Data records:
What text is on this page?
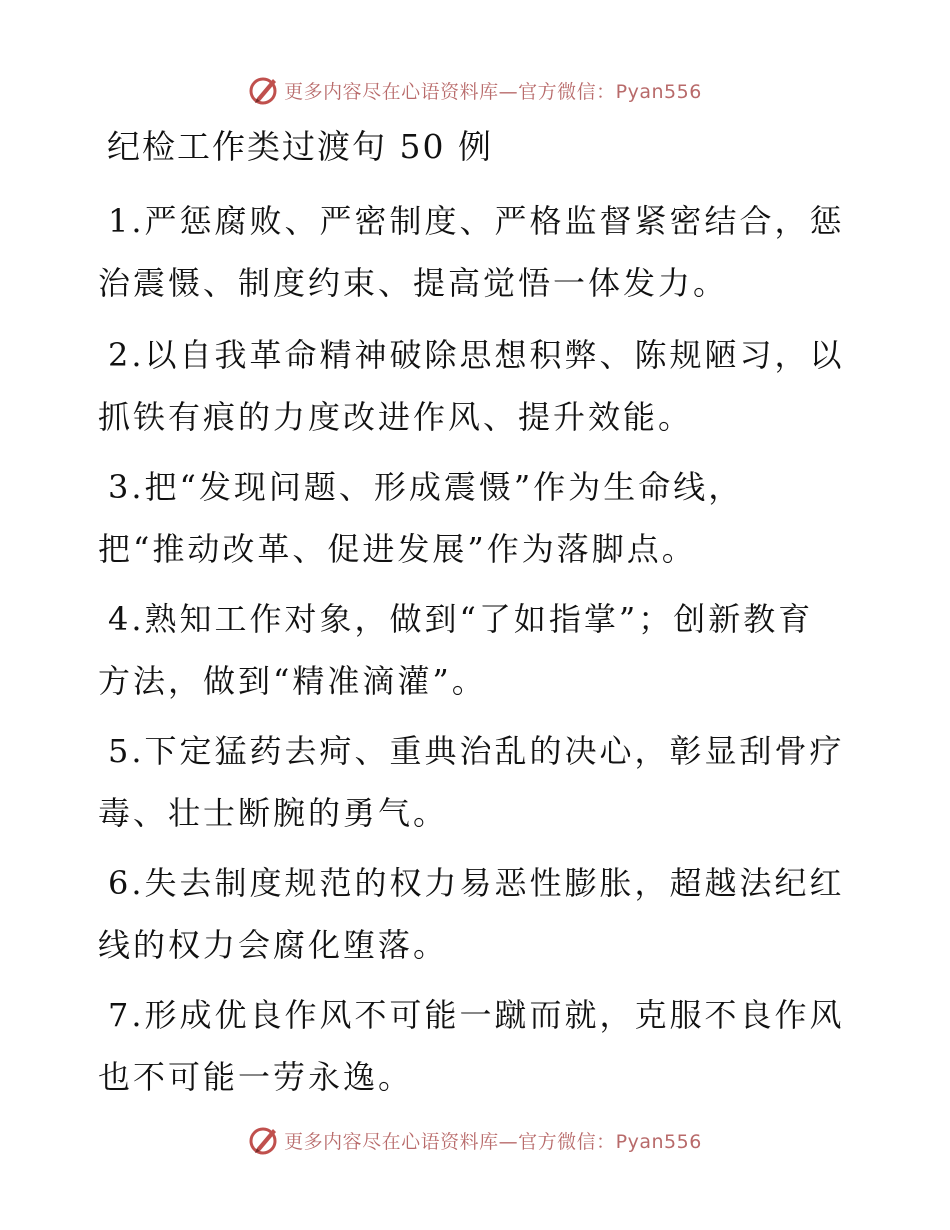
更多内容尽在心语资料库—官方微信：Pyan556
纪检工作类过渡句 50 例
1.严惩腐败、严密制度、严格监督紧密结合，惩
治震慑、制度约束、提高觉悟一体发力。
2.以自我革命精神破除思想积弊、陈规陋习，以
抓铁有痕的力度改进作风、提升效能。
3.把“发现问题、形成震慑”作为生命线，
把“推动改革、促进发展”作为落脚点。
4.熟知工作对象，做到“了如指掌”；创新教育
方法，做到“精准滴灌”。
5.下定猛药去疴、重典治乱的决心，彰显刮骨疗
毒、壮士断腕的勇气。
6.失去制度规范的权力易恶性膨胀，超越法纪红
线的权力会腐化堕落。
7.形成优良作风不可能一蹴而就，克服不良作风
也不可能一劳永逸。
更多内容尽在心语资料库—官方微信：Pyan556
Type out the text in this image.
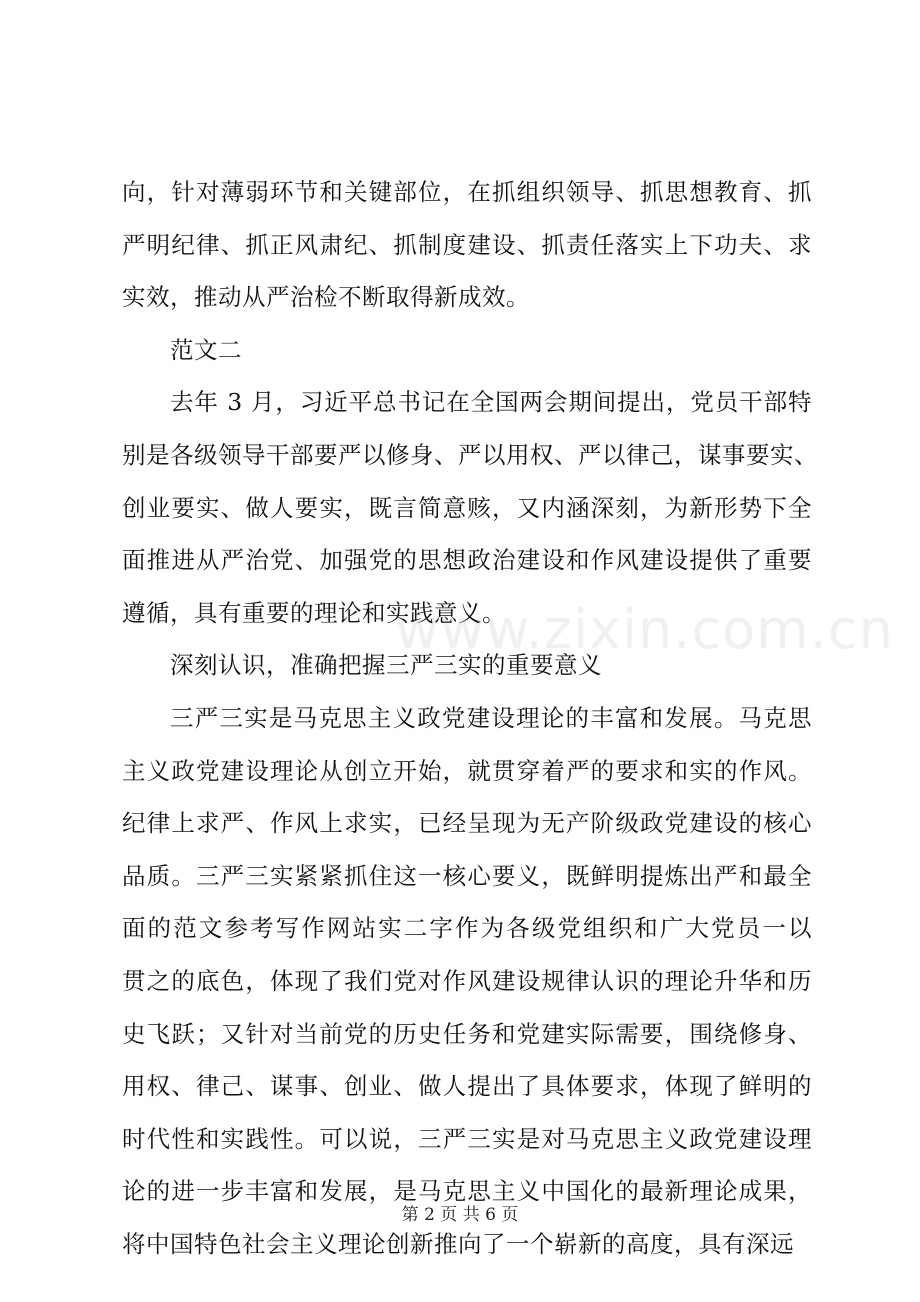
向，针对薄弱环节和关键部位，在抓组织领导、抓思想教育、抓
严明纪律、抓正风肃纪、抓制度建设、抓责任落实上下功夫、求
实效，推动从严治检不断取得新成效。
范文二
去年 3 月，习近平总书记在全国两会期间提出，党员干部特
别是各级领导干部要严以修身、严以用权、严以律己，谋事要实、
创业要实、做人要实，既言简意赅，又内涵深刻，为新形势下全
面推进从严治党、加强党的思想政治建设和作风建设提供了重要
遵循，具有重要的理论和实践意义。
深刻认识，准确把握三严三实的重要意义
三严三实是马克思主义政党建设理论的丰富和发展。马克思
主义政党建设理论从创立开始，就贯穿着严的要求和实的作风。
纪律上求严、作风上求实，已经呈现为无产阶级政党建设的核心
品质。三严三实紧紧抓住这一核心要义，既鲜明提炼出严和最全
面的范文参考写作网站实二字作为各级党组织和广大党员一以
贯之的底色，体现了我们党对作风建设规律认识的理论升华和历
史飞跃；又针对当前党的历史任务和党建实际需要，围绕修身、
用权、律己、谋事、创业、做人提出了具体要求，体现了鲜明的
时代性和实践性。可以说，三严三实是对马克思主义政党建设理
论的进一步丰富和发展，是马克思主义中国化的最新理论成果，
将中国特色社会主义理论创新推向了一个崭新的高度，具有深远
www.zixin.com.cn
第 2 页 共 6 页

§ Work to be completed
Find every line that includes the string "text". Report how many there are and nothing else.

§ Response
2